Problem to solve | Can the data below be echoed back word for word?
# # #
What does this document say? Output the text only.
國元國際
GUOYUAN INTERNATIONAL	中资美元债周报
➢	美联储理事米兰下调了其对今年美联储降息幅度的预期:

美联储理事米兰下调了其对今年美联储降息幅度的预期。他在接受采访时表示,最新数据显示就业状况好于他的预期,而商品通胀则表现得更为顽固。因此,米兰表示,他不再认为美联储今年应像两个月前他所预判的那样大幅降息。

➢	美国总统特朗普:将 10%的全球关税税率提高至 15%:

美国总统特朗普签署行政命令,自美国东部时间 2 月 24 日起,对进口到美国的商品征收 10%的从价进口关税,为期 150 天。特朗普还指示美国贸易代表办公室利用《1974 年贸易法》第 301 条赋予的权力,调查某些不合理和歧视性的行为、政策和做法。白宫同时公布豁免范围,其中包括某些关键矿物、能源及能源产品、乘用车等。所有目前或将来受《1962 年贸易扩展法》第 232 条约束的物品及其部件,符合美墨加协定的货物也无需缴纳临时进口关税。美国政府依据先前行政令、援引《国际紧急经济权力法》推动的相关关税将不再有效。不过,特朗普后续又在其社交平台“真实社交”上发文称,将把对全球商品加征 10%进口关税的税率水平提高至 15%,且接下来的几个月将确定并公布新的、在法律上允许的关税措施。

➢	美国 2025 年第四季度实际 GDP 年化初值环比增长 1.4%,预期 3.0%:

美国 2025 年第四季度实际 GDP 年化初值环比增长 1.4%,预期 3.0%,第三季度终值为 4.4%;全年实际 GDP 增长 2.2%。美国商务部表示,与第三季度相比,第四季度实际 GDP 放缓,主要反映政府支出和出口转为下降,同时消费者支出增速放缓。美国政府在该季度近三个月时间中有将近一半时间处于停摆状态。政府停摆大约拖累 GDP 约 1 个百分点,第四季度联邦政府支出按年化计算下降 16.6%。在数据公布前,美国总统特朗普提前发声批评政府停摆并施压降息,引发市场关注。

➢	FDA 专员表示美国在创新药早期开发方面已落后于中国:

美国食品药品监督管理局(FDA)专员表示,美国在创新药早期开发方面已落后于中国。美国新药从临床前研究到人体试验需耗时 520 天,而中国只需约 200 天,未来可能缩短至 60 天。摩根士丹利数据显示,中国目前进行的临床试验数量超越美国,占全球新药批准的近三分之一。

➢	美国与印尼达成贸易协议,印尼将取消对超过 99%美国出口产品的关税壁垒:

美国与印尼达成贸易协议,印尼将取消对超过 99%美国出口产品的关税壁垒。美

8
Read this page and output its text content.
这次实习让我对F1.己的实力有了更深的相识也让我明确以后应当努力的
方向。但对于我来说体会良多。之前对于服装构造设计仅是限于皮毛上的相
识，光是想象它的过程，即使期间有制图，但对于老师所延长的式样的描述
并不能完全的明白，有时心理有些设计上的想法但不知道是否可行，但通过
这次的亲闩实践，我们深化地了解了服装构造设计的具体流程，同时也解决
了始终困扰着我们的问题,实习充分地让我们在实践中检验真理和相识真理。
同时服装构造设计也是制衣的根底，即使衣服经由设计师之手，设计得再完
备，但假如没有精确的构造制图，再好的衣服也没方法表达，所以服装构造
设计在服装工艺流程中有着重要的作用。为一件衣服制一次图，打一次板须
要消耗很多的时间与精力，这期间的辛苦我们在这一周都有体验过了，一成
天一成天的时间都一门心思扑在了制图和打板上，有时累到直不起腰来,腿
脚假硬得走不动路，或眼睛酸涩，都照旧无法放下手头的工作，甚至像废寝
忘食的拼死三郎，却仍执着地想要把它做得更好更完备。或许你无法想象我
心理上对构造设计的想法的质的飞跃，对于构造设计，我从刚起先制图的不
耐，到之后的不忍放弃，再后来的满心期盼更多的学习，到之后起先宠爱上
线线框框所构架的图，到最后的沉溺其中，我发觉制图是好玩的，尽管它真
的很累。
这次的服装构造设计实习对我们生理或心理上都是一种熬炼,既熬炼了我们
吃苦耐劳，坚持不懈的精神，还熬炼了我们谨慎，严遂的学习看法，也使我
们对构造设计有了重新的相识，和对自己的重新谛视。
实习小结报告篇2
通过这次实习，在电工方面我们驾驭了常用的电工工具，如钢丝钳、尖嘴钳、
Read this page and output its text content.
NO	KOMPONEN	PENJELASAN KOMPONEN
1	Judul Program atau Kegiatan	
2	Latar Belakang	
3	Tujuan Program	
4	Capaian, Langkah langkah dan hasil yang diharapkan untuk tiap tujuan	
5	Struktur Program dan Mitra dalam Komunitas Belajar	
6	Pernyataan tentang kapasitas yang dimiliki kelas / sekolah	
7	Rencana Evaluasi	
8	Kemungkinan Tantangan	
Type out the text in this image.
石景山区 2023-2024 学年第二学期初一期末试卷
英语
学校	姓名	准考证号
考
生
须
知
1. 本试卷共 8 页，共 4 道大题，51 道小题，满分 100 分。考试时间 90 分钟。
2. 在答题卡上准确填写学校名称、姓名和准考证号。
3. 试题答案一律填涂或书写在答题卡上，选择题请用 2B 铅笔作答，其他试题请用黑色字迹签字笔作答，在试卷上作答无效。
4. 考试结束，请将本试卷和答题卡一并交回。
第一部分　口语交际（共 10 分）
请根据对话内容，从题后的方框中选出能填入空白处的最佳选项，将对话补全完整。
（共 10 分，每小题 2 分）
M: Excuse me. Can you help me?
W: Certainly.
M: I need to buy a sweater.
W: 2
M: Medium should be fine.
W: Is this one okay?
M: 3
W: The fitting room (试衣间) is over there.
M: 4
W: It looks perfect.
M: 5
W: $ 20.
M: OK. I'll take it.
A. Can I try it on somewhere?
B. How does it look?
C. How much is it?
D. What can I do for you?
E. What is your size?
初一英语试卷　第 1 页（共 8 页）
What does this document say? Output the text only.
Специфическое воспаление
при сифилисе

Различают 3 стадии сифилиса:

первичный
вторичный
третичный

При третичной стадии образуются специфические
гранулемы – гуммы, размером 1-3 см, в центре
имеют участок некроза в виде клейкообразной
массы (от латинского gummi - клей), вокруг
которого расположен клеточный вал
# # #
Reply |
What does this document say? Output the text only.
國元國際
GUOYUAN INTERNATIONAL	中资美元债周报
➢	美联储理事米兰下调了其对今年美联储降息幅度的预期:

美联储理事米兰下调了其对今年美联储降息幅度的预期。他在接受采访时表示,最新数据显示就业状况好于他的预期,而商品通胀则表现得更为顽固。因此,米兰表示,他不再认为美联储今年应像两个月前他所预判的那样大幅降息。

➢	美国总统特朗普:将 10%的全球关税税率提高至 15%:

美国总统特朗普签署行政命令,自美国东部时间 2 月 24 日起,对进口到美国的商品征收 10%的从价进口关税,为期 150 天。特朗普还指示美国贸易代表办公室利用《1974 年贸易法》第 301 条赋予的权力,调查某些不合理和歧视性的行为、政策和做法。白宫同时公布豁免范围,其中包括某些关键矿物、能源及能源产品、乘用车等。所有目前或将来受《1962 年贸易扩展法》第 232 条约束的物品及其部件,符合美墨加协定的货物也无需缴纳临时进口关税。美国政府依据先前行政令、援引《国际紧急经济权力法》推动的相关关税将不再有效。不过,特朗普后续又在其社交平台“真实社交”上发文称,将把对全球商品加征 10%进口关税的税率水平提高至 15%,且接下来的几个月将确定并公布新的、在法律上允许的关税措施。

➢	美国 2025 年第四季度实际 GDP 年化初值环比增长 1.4%,预期 3.0%:

美国 2025 年第四季度实际 GDP 年化初值环比增长 1.4%,预期 3.0%,第三季度终值为 4.4%;全年实际 GDP 增长 2.2%。美国商务部表示,与第三季度相比,第四季度实际 GDP 放缓,主要反映政府支出和出口转为下降,同时消费者支出增速放缓。美国政府在该季度近三个月时间中有将近一半时间处于停摆状态。政府停摆大约拖累 GDP 约 1 个百分点,第四季度联邦政府支出按年化计算下降 16.6%。在数据公布前,美国总统特朗普提前发声批评政府停摆并施压降息,引发市场关注。

➢	FDA 专员表示美国在创新药早期开发方面已落后于中国:

美国食品药品监督管理局(FDA)专员表示,美国在创新药早期开发方面已落后于中国。美国新药从临床前研究到人体试验需耗时 520 天,而中国只需约 200 天,未来可能缩短至 60 天。摩根士丹利数据显示,中国目前进行的临床试验数量超越美国,占全球新药批准的近三分之一。

➢	美国与印尼达成贸易协议,印尼将取消对超过 99%美国出口产品的关税壁垒:

美国与印尼达成贸易协议,印尼将取消对超过 99%美国出口产品的关税壁垒。美

8
Read this page and output its text content.
这次实习让我对F1.己的实力有了更深的相识也让我明确以后应当努力的
方向。但对于我来说体会良多。之前对于服装构造设计仅是限于皮毛上的相
识，光是想象它的过程，即使期间有制图，但对于老师所延长的式样的描述
并不能完全的明白，有时心理有些设计上的想法但不知道是否可行，但通过
这次的亲闩实践，我们深化地了解了服装构造设计的具体流程，同时也解决
了始终困扰着我们的问题,实习充分地让我们在实践中检验真理和相识真理。
同时服装构造设计也是制衣的根底，即使衣服经由设计师之手，设计得再完
备，但假如没有精确的构造制图，再好的衣服也没方法表达，所以服装构造
设计在服装工艺流程中有着重要的作用。为一件衣服制一次图，打一次板须
要消耗很多的时间与精力，这期间的辛苦我们在这一周都有体验过了，一成
天一成天的时间都一门心思扑在了制图和打板上，有时累到直不起腰来,腿
脚假硬得走不动路，或眼睛酸涩，都照旧无法放下手头的工作，甚至像废寝
忘食的拼死三郎，却仍执着地想要把它做得更好更完备。或许你无法想象我
心理上对构造设计的想法的质的飞跃，对于构造设计，我从刚起先制图的不
耐，到之后的不忍放弃，再后来的满心期盼更多的学习，到之后起先宠爱上
线线框框所构架的图，到最后的沉溺其中，我发觉制图是好玩的，尽管它真
的很累。
这次的服装构造设计实习对我们生理或心理上都是一种熬炼,既熬炼了我们
吃苦耐劳，坚持不懈的精神，还熬炼了我们谨慎，严遂的学习看法，也使我
们对构造设计有了重新的相识，和对自己的重新谛视。
实习小结报告篇2
通过这次实习，在电工方面我们驾驭了常用的电工工具，如钢丝钳、尖嘴钳、
Read this page and output its text content.
NO	KOMPONEN	PENJELASAN KOMPONEN
1	Judul Program atau Kegiatan	
2	Latar Belakang	
3	Tujuan Program	
4	Capaian, Langkah langkah dan hasil yang diharapkan untuk tiap tujuan	
5	Struktur Program dan Mitra dalam Komunitas Belajar	
6	Pernyataan tentang kapasitas yang dimiliki kelas / sekolah	
7	Rencana Evaluasi	
8	Kemungkinan Tantangan	
Type out the text in this image.
石景山区 2023-2024 学年第二学期初一期末试卷
英语
学校	姓名	准考证号
考
生
须
知
1. 本试卷共 8 页，共 4 道大题，51 道小题，满分 100 分。考试时间 90 分钟。
2. 在答题卡上准确填写学校名称、姓名和准考证号。
3. 试题答案一律填涂或书写在答题卡上，选择题请用 2B 铅笔作答，其他试题请用黑色字迹签字笔作答，在试卷上作答无效。
4. 考试结束，请将本试卷和答题卡一并交回。
第一部分　口语交际（共 10 分）
请根据对话内容，从题后的方框中选出能填入空白处的最佳选项，将对话补全完整。
（共 10 分，每小题 2 分）
M: Excuse me. Can you help me?
W: Certainly.
M: I need to buy a sweater.
W: 2
M: Medium should be fine.
W: Is this one okay?
M: 3
W: The fitting room (试衣间) is over there.
M: 4
W: It looks perfect.
M: 5
W: $ 20.
M: OK. I'll take it.
A. Can I try it on somewhere?
B. How does it look?
C. How much is it?
D. What can I do for you?
E. What is your size?
初一英语试卷　第 1 页（共 8 页）
What does this document say? Output the text only.
Специфическое воспаление
при сифилисе

Различают 3 стадии сифилиса:

первичный
вторичный
третичный

При третичной стадии образуются специфические
гранулемы – гуммы, размером 1-3 см, в центре
имеют участок некроза в виде клейкообразной
массы (от латинского gummi - клей), вокруг
которого расположен клеточный вал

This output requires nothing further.